Data listing
#####

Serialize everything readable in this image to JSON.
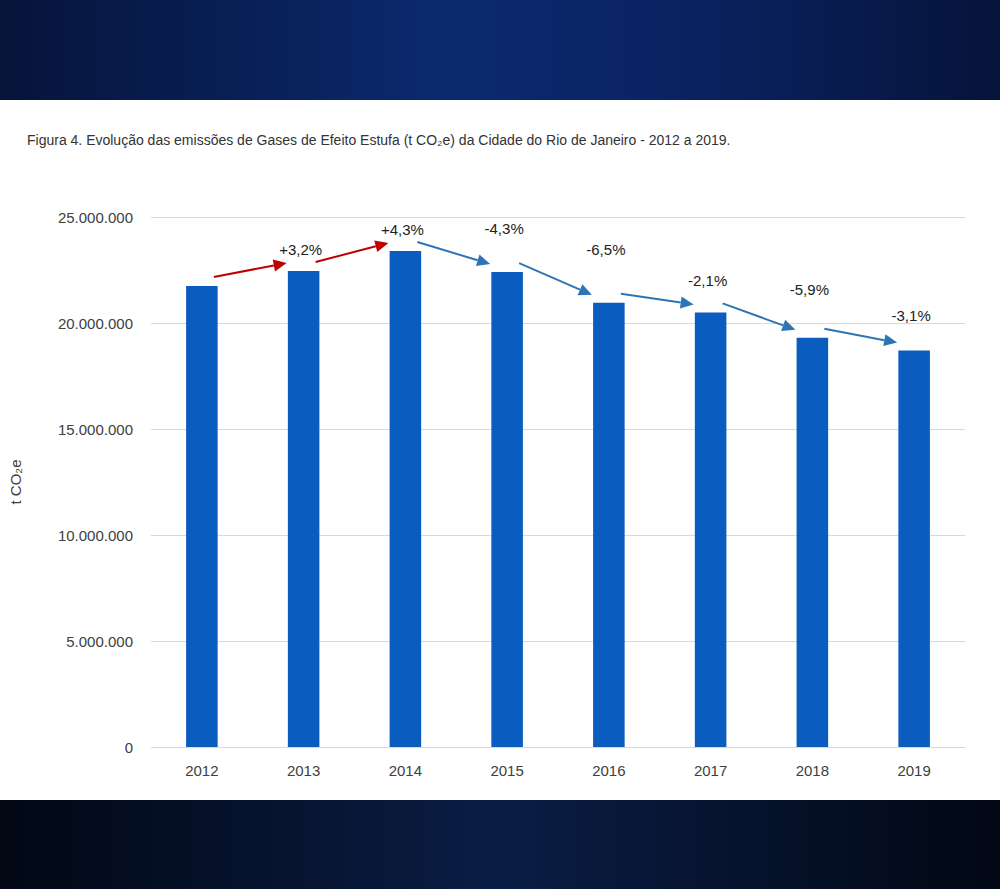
{
  "chart_data": {
    "type": "bar",
    "title": "Figura 4. Evolução das emissões de Gases de Efeito Estufa (t CO₂e) da Cidade do Rio de Janeiro - 2012 a 2019.",
    "y_label": "t CO₂e",
    "categories": [
      "2012",
      "2013",
      "2014",
      "2015",
      "2016",
      "2017",
      "2018",
      "2019"
    ],
    "values": [
      21750000,
      22450000,
      23400000,
      22400000,
      20950000,
      20500000,
      19300000,
      18700000
    ],
    "color": "#0b5cbf",
    "ylim": [
      0,
      25000000
    ],
    "yticks": [
      0,
      {
        "value": 5000000,
        "label": "5.000.000"
      },
      {
        "value": 10000000,
        "label": "10.000.000"
      },
      {
        "value": 15000000,
        "label": "15.000.000"
      },
      {
        "value": 20000000,
        "label": "20.000.000"
      },
      {
        "value": 25000000,
        "label": "25.000.000"
      }
    ],
    "grid": true,
    "annotations": [
      {
        "from": "2012",
        "to": "2013",
        "text": "+3,2%",
        "color": "#c00000"
      },
      {
        "from": "2013",
        "to": "2014",
        "text": "+4,3%",
        "color": "#c00000"
      },
      {
        "from": "2014",
        "to": "2015",
        "text": "-4,3%",
        "color": "#2e75b6"
      },
      {
        "from": "2015",
        "to": "2016",
        "text": "-6,5%",
        "color": "#2e75b6"
      },
      {
        "from": "2016",
        "to": "2017",
        "text": "-2,1%",
        "color": "#2e75b6"
      },
      {
        "from": "2017",
        "to": "2018",
        "text": "-5,9%",
        "color": "#2e75b6"
      },
      {
        "from": "2018",
        "to": "2019",
        "text": "-3,1%",
        "color": "#2e75b6"
      }
    ]
  }
}
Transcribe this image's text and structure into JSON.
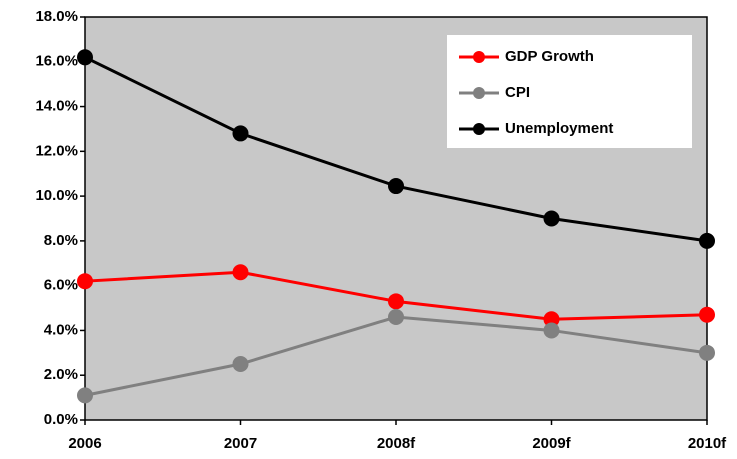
{
  "chart_data": {
    "type": "line",
    "categories": [
      "2006",
      "2007",
      "2008f",
      "2009f",
      "2010f"
    ],
    "series": [
      {
        "name": "GDP Growth",
        "color": "#ff0000",
        "values": [
          6.2,
          6.6,
          5.3,
          4.5,
          4.7
        ]
      },
      {
        "name": "CPI",
        "color": "#808080",
        "values": [
          1.1,
          2.5,
          4.6,
          4.0,
          3.0
        ]
      },
      {
        "name": "Unemployment",
        "color": "#000000",
        "values": [
          16.2,
          12.8,
          10.45,
          9.0,
          8.0
        ]
      }
    ],
    "ylim": [
      0,
      18
    ],
    "yticks": [
      {
        "value": 0,
        "label": "0.0%"
      },
      {
        "value": 2,
        "label": "2.0%"
      },
      {
        "value": 4,
        "label": "4.0%"
      },
      {
        "value": 6,
        "label": "6.0%"
      },
      {
        "value": 8,
        "label": "8.0%"
      },
      {
        "value": 10,
        "label": "10.0%"
      },
      {
        "value": 12,
        "label": "12.0%"
      },
      {
        "value": 14,
        "label": "14.0%"
      },
      {
        "value": 16,
        "label": "16.0%"
      },
      {
        "value": 18,
        "label": "18.0%"
      }
    ],
    "legend": "top-right",
    "background": "#c8c8c8"
  }
}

#####

Using the data above, print every line exactly, omitting pictures.

Exercise result
Serialize everything readable in this image to JSON.
{
  "chart_data": {
    "type": "bar",
    "title": "Figura 4. Evolução das emissões de Gases de Efeito Estufa (t CO₂e) da Cidade do Rio de Janeiro - 2012 a 2019.",
    "y_label": "t CO₂e",
    "categories": [
      "2012",
      "2013",
      "2014",
      "2015",
      "2016",
      "2017",
      "2018",
      "2019"
    ],
    "values": [
      21750000,
      22450000,
      23400000,
      22400000,
      20950000,
      20500000,
      19300000,
      18700000
    ],
    "color": "#0b5cbf",
    "ylim": [
      0,
      25000000
    ],
    "yticks": [
      0,
      {
        "value": 5000000,
        "label": "5.000.000"
      },
      {
        "value": 10000000,
        "label": "10.000.000"
      },
      {
        "value": 15000000,
        "label": "15.000.000"
      },
      {
        "value": 20000000,
        "label": "20.000.000"
      },
      {
        "value": 25000000,
        "label": "25.000.000"
      }
    ],
    "grid": true,
    "annotations": [
      {
        "from": "2012",
        "to": "2013",
        "text": "+3,2%",
        "color": "#c00000"
      },
      {
        "from": "2013",
        "to": "2014",
        "text": "+4,3%",
        "color": "#c00000"
      },
      {
        "from": "2014",
        "to": "2015",
        "text": "-4,3%",
        "color": "#2e75b6"
      },
      {
        "from": "2015",
        "to": "2016",
        "text": "-6,5%",
        "color": "#2e75b6"
      },
      {
        "from": "2016",
        "to": "2017",
        "text": "-2,1%",
        "color": "#2e75b6"
      },
      {
        "from": "2017",
        "to": "2018",
        "text": "-5,9%",
        "color": "#2e75b6"
      },
      {
        "from": "2018",
        "to": "2019",
        "text": "-3,1%",
        "color": "#2e75b6"
      }
    ]
  }
}
Transcribe this image's text and structure into JSON.
{
  "chart_data": {
    "type": "line",
    "categories": [
      "2006",
      "2007",
      "2008f",
      "2009f",
      "2010f"
    ],
    "series": [
      {
        "name": "GDP Growth",
        "color": "#ff0000",
        "values": [
          6.2,
          6.6,
          5.3,
          4.5,
          4.7
        ]
      },
      {
        "name": "CPI",
        "color": "#808080",
        "values": [
          1.1,
          2.5,
          4.6,
          4.0,
          3.0
        ]
      },
      {
        "name": "Unemployment",
        "color": "#000000",
        "values": [
          16.2,
          12.8,
          10.45,
          9.0,
          8.0
        ]
      }
    ],
    "ylim": [
      0,
      18
    ],
    "yticks": [
      {
        "value": 0,
        "label": "0.0%"
      },
      {
        "value": 2,
        "label": "2.0%"
      },
      {
        "value": 4,
        "label": "4.0%"
      },
      {
        "value": 6,
        "label": "6.0%"
      },
      {
        "value": 8,
        "label": "8.0%"
      },
      {
        "value": 10,
        "label": "10.0%"
      },
      {
        "value": 12,
        "label": "12.0%"
      },
      {
        "value": 14,
        "label": "14.0%"
      },
      {
        "value": 16,
        "label": "16.0%"
      },
      {
        "value": 18,
        "label": "18.0%"
      }
    ],
    "legend": "top-right",
    "background": "#c8c8c8"
  }
}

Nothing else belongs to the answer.